» Dataset content
-- Start --

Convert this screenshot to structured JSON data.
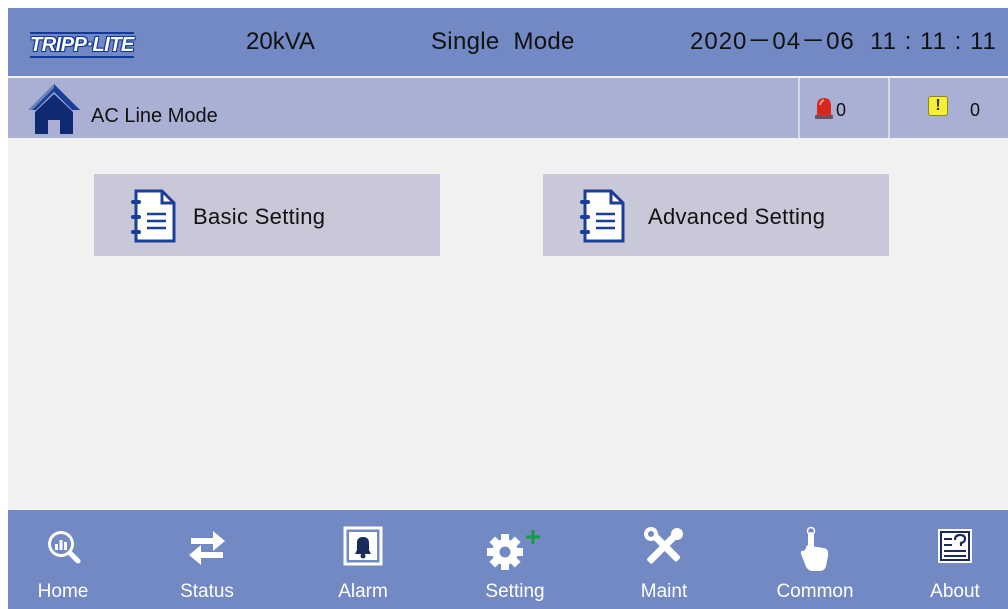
{
  "header": {
    "logo_text": "TRIPP·LITE",
    "capacity": "20kVA",
    "mode": "Single  Mode",
    "datetime": "2020－04－06  11 : 11 : 11"
  },
  "status": {
    "line_mode": "AC Line Mode",
    "alarm_count": "0",
    "warning_symbol": "!",
    "warning_count": "0"
  },
  "menu": {
    "basic_label": "Basic Setting",
    "advanced_label": "Advanced Setting"
  },
  "nav": {
    "items": [
      {
        "label": "Home",
        "icon": "magnifier-chart-icon"
      },
      {
        "label": "Status",
        "icon": "swap-arrows-icon"
      },
      {
        "label": "Alarm",
        "icon": "bell-icon"
      },
      {
        "label": "Setting",
        "icon": "gear-plus-icon"
      },
      {
        "label": "Maint",
        "icon": "tools-icon"
      },
      {
        "label": "Common",
        "icon": "hand-pointer-icon"
      },
      {
        "label": "About",
        "icon": "help-document-icon"
      }
    ]
  },
  "colors": {
    "header_bg": "#7289c4",
    "status_bg": "#a9b0d4",
    "button_bg": "#c9c8d8",
    "content_bg": "#f1f1f1",
    "logo_blue": "#13389b",
    "plus_green": "#1a9c3c"
  }
}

-- End --

» Set problem
Using the material above, retype each entry exactly and omit the pictures.

» Expected answer
Convert this screenshot to structured JSON data.
{
  "header": {
    "logo_text": "TRIPP·LITE",
    "capacity": "20kVA",
    "mode": "Single  Mode",
    "datetime": "2020－04－06  11 : 11 : 11"
  },
  "status": {
    "line_mode": "AC Line Mode",
    "alarm_count": "0",
    "warning_symbol": "!",
    "warning_count": "0"
  },
  "menu": {
    "basic_label": "Basic Setting",
    "advanced_label": "Advanced Setting"
  },
  "nav": {
    "items": [
      {
        "label": "Home",
        "icon": "magnifier-chart-icon"
      },
      {
        "label": "Status",
        "icon": "swap-arrows-icon"
      },
      {
        "label": "Alarm",
        "icon": "bell-icon"
      },
      {
        "label": "Setting",
        "icon": "gear-plus-icon"
      },
      {
        "label": "Maint",
        "icon": "tools-icon"
      },
      {
        "label": "Common",
        "icon": "hand-pointer-icon"
      },
      {
        "label": "About",
        "icon": "help-document-icon"
      }
    ]
  },
  "colors": {
    "header_bg": "#7289c4",
    "status_bg": "#a9b0d4",
    "button_bg": "#c9c8d8",
    "content_bg": "#f1f1f1",
    "logo_blue": "#13389b",
    "plus_green": "#1a9c3c"
  }
}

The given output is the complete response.